Challenge –
Locate the string "image" in the listing below. Copy every line where it is found.
───── Data provided ─────
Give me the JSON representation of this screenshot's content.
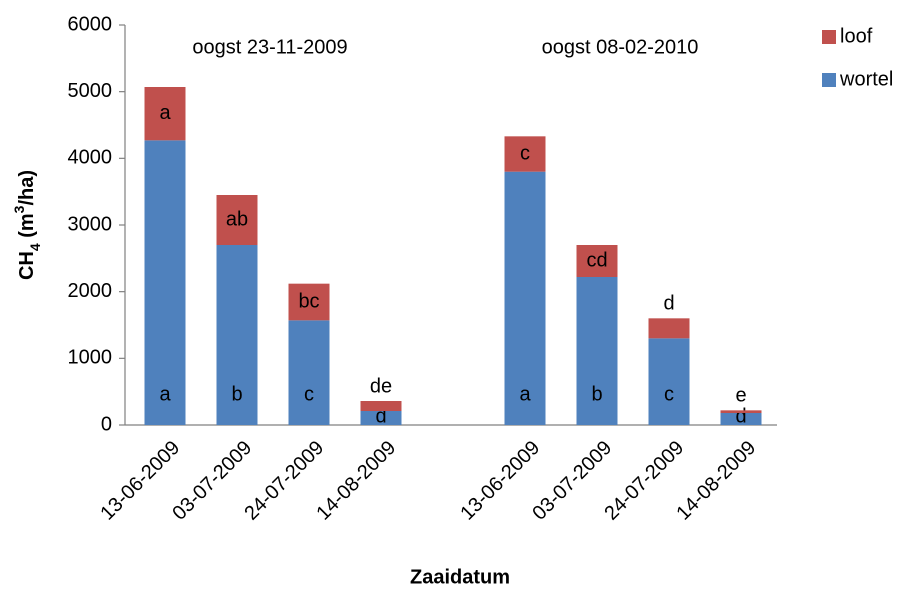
{
  "chart_data": {
    "type": "stacked_bar",
    "annotations": [
      "oogst 23-11-2009",
      "oogst 08-02-2010"
    ],
    "x_label": "Zaaidatum",
    "y_label": [
      "CH",
      "4",
      " (m",
      "3",
      "/ha)"
    ],
    "categories": [
      "13-06-2009",
      "03-07-2009",
      "24-07-2009",
      "14-08-2009",
      null,
      "13-06-2009",
      "03-07-2009",
      "24-07-2009",
      "14-08-2009"
    ],
    "series": [
      {
        "name": "wortel",
        "color": "#4f81bd",
        "values": [
          4270,
          2700,
          1570,
          210,
          null,
          3800,
          2220,
          1300,
          180
        ],
        "value_labels": [
          "a",
          "b",
          "c",
          "d",
          null,
          "a",
          "b",
          "c",
          "d"
        ]
      },
      {
        "name": "loof",
        "color": "#c0504d",
        "values": [
          800,
          750,
          550,
          150,
          null,
          530,
          480,
          300,
          40
        ],
        "value_labels": [
          "a",
          "ab",
          "bc",
          "de",
          null,
          "c",
          "cd",
          "d",
          "e"
        ]
      }
    ],
    "ylim": [
      0,
      6000
    ],
    "yticks": [
      0,
      1000,
      2000,
      3000,
      4000,
      5000,
      6000
    ],
    "legend": "top-right"
  }
}
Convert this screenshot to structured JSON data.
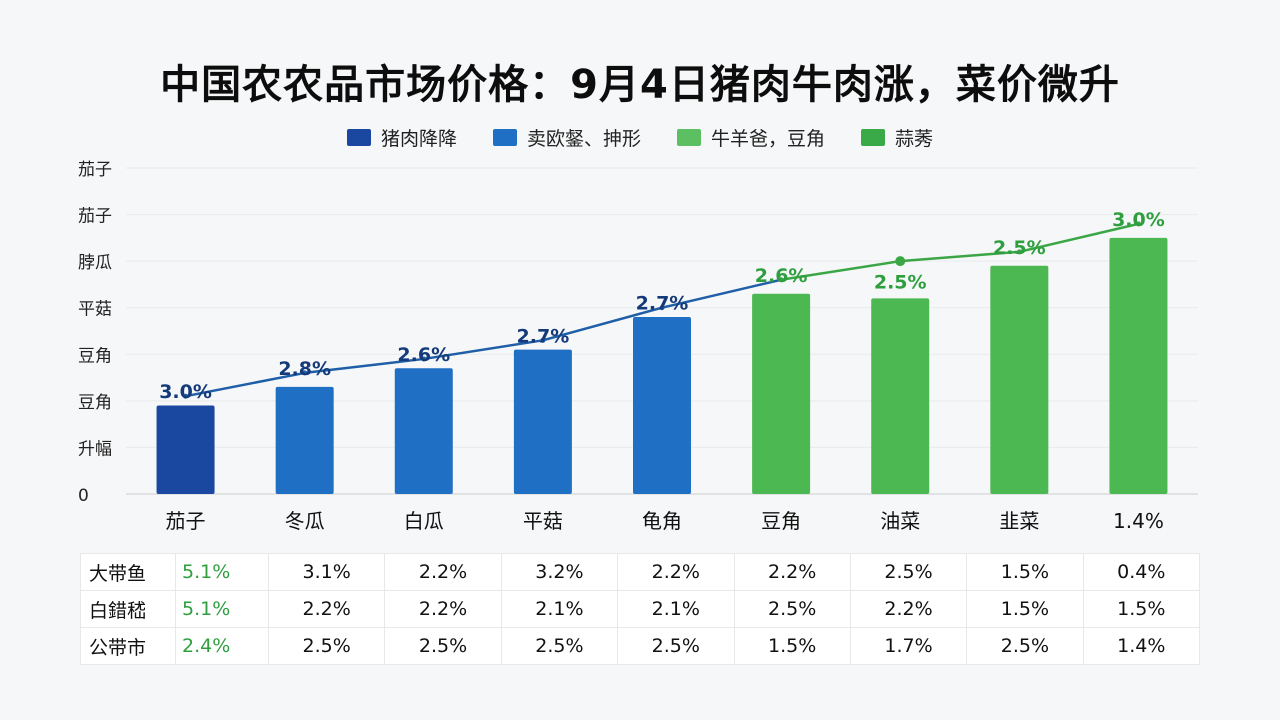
{
  "title": "中国农农品市场价格：9月4日猪肉牛肉涨，菜价微升",
  "legend": [
    {
      "label": "猪肉降降",
      "color": "#1a47a0"
    },
    {
      "label": "卖欧錖、抻形",
      "color": "#1f6fc4"
    },
    {
      "label": "牛羊爸，豆角",
      "color": "#5cc063"
    },
    {
      "label": "蒜莠",
      "color": "#3aaa48"
    }
  ],
  "colors": {
    "bar_dark_blue": "#1a47a0",
    "bar_blue": "#1f6fc4",
    "bar_green": "#4cb852",
    "line_blue": "#1f5fa8",
    "line_green": "#3aa645",
    "label_blue": "#143a7a",
    "label_green": "#2e9e3f"
  },
  "chart_data": {
    "type": "bar",
    "title": "中国农农品市场价格：9月4日猪肉牛肉涨，菜价微升",
    "categories": [
      "茄子",
      "冬瓜",
      "白瓜",
      "平菇",
      "龟角",
      "豆角",
      "油菜",
      "韭菜",
      "1.4%"
    ],
    "y_tick_labels": [
      "0",
      "升幅",
      "豆角",
      "豆角",
      "平菇",
      "脖瓜",
      "茄子",
      "茄子"
    ],
    "grid": true,
    "series": [
      {
        "type": "bar",
        "values": [
          1.9,
          2.3,
          2.7,
          3.1,
          3.8,
          4.3,
          4.2,
          4.9,
          5.5
        ],
        "colors": [
          "#1a47a0",
          "#1f6fc4",
          "#1f6fc4",
          "#1f6fc4",
          "#1f6fc4",
          "#4cb852",
          "#4cb852",
          "#4cb852",
          "#4cb852"
        ]
      },
      {
        "type": "line",
        "values": [
          2.1,
          2.6,
          2.9,
          3.3,
          4.0,
          4.6,
          5.0,
          5.2,
          5.8
        ],
        "labels": [
          "3.0%",
          "2.8%",
          "2.6%",
          "2.7%",
          "2.7%",
          "2.6%",
          "",
          "2.5%",
          "3.0%"
        ],
        "bar_top_labels": [
          "",
          "",
          "",
          "",
          "",
          "",
          "2.5%",
          "",
          ""
        ]
      }
    ],
    "ylim": [
      0,
      7
    ],
    "legend_position": "top-center"
  },
  "table": {
    "rows": [
      {
        "label": "大带鱼",
        "values": [
          "5.1%",
          "3.1%",
          "2.2%",
          "3.2%",
          "2.2%",
          "2.2%",
          "2.5%",
          "1.5%",
          "0.4%"
        ]
      },
      {
        "label": "白錯嵇",
        "values": [
          "5.1%",
          "2.2%",
          "2.2%",
          "2.1%",
          "2.1%",
          "2.5%",
          "2.2%",
          "1.5%",
          "1.5%"
        ]
      },
      {
        "label": "公带市",
        "values": [
          "2.4%",
          "2.5%",
          "2.5%",
          "2.5%",
          "2.5%",
          "1.5%",
          "1.7%",
          "2.5%",
          "1.4%"
        ]
      }
    ]
  }
}
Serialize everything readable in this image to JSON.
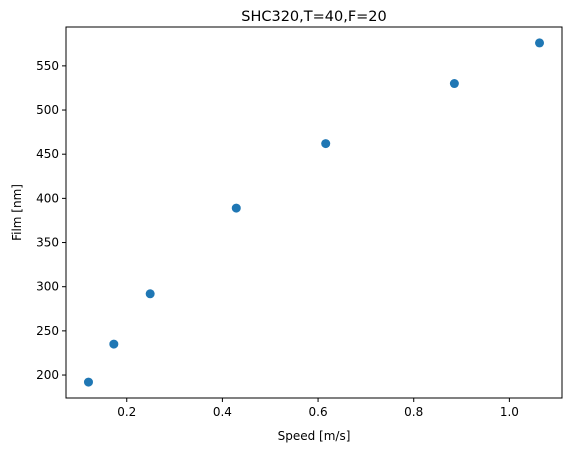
{
  "chart_data": {
    "type": "scatter",
    "title": "SHC320,T=40,F=20",
    "xlabel": "Speed [m/s]",
    "ylabel": "Film [nm]",
    "xlim": [
      0.073,
      1.11
    ],
    "ylim": [
      174,
      594
    ],
    "xticks": [
      0.2,
      0.4,
      0.6,
      0.8,
      1.0
    ],
    "xtick_labels": [
      "0.2",
      "0.4",
      "0.6",
      "0.8",
      "1.0"
    ],
    "yticks": [
      200,
      250,
      300,
      350,
      400,
      450,
      500,
      550
    ],
    "ytick_labels": [
      "200",
      "250",
      "300",
      "350",
      "400",
      "450",
      "500",
      "550"
    ],
    "grid": false,
    "legend": false,
    "series": [
      {
        "color": "#1f77b4",
        "x": [
          0.12,
          0.173,
          0.249,
          0.429,
          0.616,
          0.885,
          1.063
        ],
        "y": [
          192,
          235,
          292,
          389,
          462,
          530,
          576
        ]
      }
    ]
  }
}
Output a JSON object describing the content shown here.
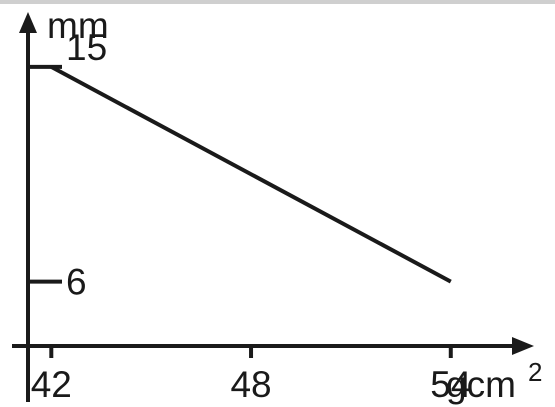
{
  "chart_data": {
    "type": "line",
    "xlabel": "gcm",
    "xlabel_superscript": "2",
    "ylabel": "mm",
    "x_ticks": [
      "42",
      "48",
      "54"
    ],
    "y_ticks": [
      "15",
      "6"
    ],
    "x": [
      42,
      54
    ],
    "y": [
      15,
      6
    ],
    "xlim": [
      41.3,
      56.5
    ],
    "ylim": [
      3.3,
      17.3
    ],
    "grid": false,
    "line_color": "#1a1a1a"
  }
}
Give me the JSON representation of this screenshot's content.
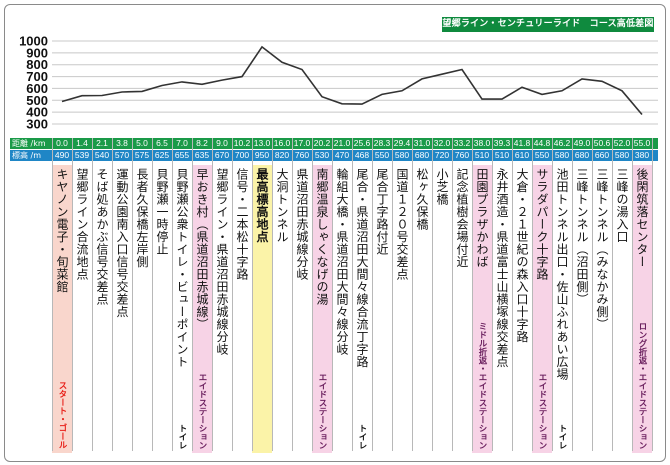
{
  "title": "望郷ライン・センチュリーライド　コース高低差図",
  "chart_data": {
    "type": "line",
    "title": "望郷ライン・センチュリーライド　コース高低差図",
    "ylim": [
      300,
      1000
    ],
    "yticks": [
      1000,
      900,
      800,
      700,
      600,
      500,
      400,
      300
    ],
    "row_labels": {
      "distance": "距離 /km",
      "elevation": "標高 /m"
    },
    "distance_km": [
      "0.0",
      "1.4",
      "2.1",
      "3.8",
      "5.0",
      "6.5",
      "7.0",
      "8.2",
      "9.0",
      "10.2",
      "13.0",
      "16.0",
      "17.0",
      "20.2",
      "21.0",
      "25.6",
      "28.3",
      "29.4",
      "31.0",
      "32.0",
      "33.2",
      "38.0",
      "39.3",
      "41.8",
      "44.8",
      "46.2",
      "49.0",
      "50.6",
      "52.0",
      "55.0"
    ],
    "elevation_m": [
      490,
      539,
      540,
      570,
      575,
      625,
      655,
      635,
      670,
      700,
      950,
      820,
      760,
      530,
      470,
      468,
      550,
      580,
      680,
      720,
      760,
      510,
      510,
      610,
      550,
      580,
      680,
      660,
      580,
      380
    ],
    "checkpoints": [
      {
        "name": "キヤノン電子・旬菜館",
        "note": "スタート・ゴール",
        "note_type": "start"
      },
      {
        "name": "望郷ライン合流地点",
        "note": "",
        "note_type": ""
      },
      {
        "name": "そば処あかぶ信号交差点",
        "note": "",
        "note_type": ""
      },
      {
        "name": "運動公園南入口信号交差点",
        "note": "",
        "note_type": ""
      },
      {
        "name": "長者久保橋左岸側",
        "note": "",
        "note_type": ""
      },
      {
        "name": "貝野瀬一時停止",
        "note": "",
        "note_type": ""
      },
      {
        "name": "貝野瀬公衆トイレ・ビューポイント",
        "note": "トイレ",
        "note_type": "toilet"
      },
      {
        "name": "早おき村（県道沼田赤城線）",
        "note": "エイドステーション",
        "note_type": "aid"
      },
      {
        "name": "望郷ライン・県道沼田赤城線分岐",
        "note": "",
        "note_type": ""
      },
      {
        "name": "信号・二本松十字路",
        "note": "",
        "note_type": ""
      },
      {
        "name": "最高標高地点",
        "note": "",
        "note_type": "peak"
      },
      {
        "name": "大洞トンネル",
        "note": "",
        "note_type": ""
      },
      {
        "name": "県道沼田赤城線分岐",
        "note": "",
        "note_type": ""
      },
      {
        "name": "南郷温泉しゃくなげの湯",
        "note": "エイドステーション",
        "note_type": "aid"
      },
      {
        "name": "輪組大橋・県道沼田大間々線分岐",
        "note": "",
        "note_type": ""
      },
      {
        "name": "尾合・県道沼田大間々線合流丁字路",
        "note": "トイレ",
        "note_type": "toilet"
      },
      {
        "name": "尾合丁字路付近",
        "note": "",
        "note_type": ""
      },
      {
        "name": "国道１２０号交差点",
        "note": "",
        "note_type": ""
      },
      {
        "name": "松ヶ久保橋",
        "note": "",
        "note_type": ""
      },
      {
        "name": "小芝橋",
        "note": "",
        "note_type": ""
      },
      {
        "name": "記念植樹会場付近",
        "note": "",
        "note_type": ""
      },
      {
        "name": "田園プラザかわば",
        "note": "ミドル折返・エイドステーション",
        "note_type": "aid"
      },
      {
        "name": "永井酒造・県道富士山横塚線交差点",
        "note": "",
        "note_type": ""
      },
      {
        "name": "大倉・２１世紀の森入口十字路",
        "note": "",
        "note_type": ""
      },
      {
        "name": "サラダパーク十字路",
        "note": "エイドステーション",
        "note_type": "aid"
      },
      {
        "name": "池田トンネル出口・佐山ふれあい広場",
        "note": "トイレ",
        "note_type": "toilet"
      },
      {
        "name": "三峰トンネル（沼田側）",
        "note": "",
        "note_type": ""
      },
      {
        "name": "三峰トンネル（みなかみ側）",
        "note": "",
        "note_type": ""
      },
      {
        "name": "三峰の湯入口",
        "note": "",
        "note_type": ""
      },
      {
        "name": "後閑筑落センター",
        "note": "ロング折返・エイドステーション",
        "note_type": "aid"
      }
    ]
  },
  "colors": {
    "badge": "#0f8a3e",
    "distance_row": "#1a9a48",
    "elevation_row": "#1f86c6",
    "line": "#333333",
    "grid": "#c8c8c8",
    "start_bg": "#f9d6cc",
    "aid_bg": "#f7d3e6",
    "peak_bg": "#fbf3a8",
    "note_red": "#e8211a",
    "note_purple": "#6a1f5e",
    "note_black": "#111111"
  }
}
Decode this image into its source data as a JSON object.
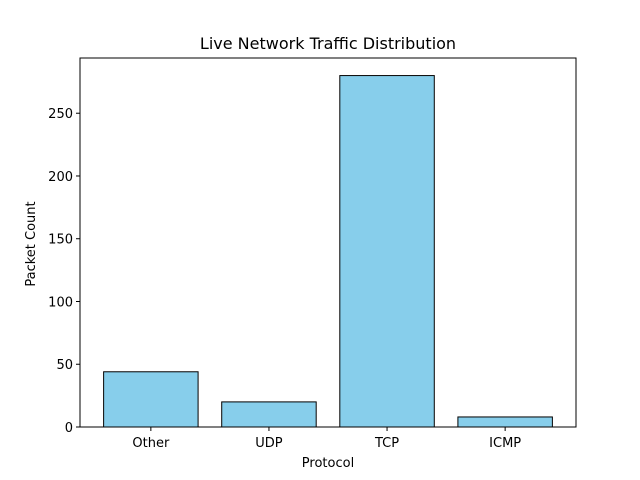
─────
Output below –
Serialize everything readable in this image to JSON.
Decode this image into its source data as a JSON object.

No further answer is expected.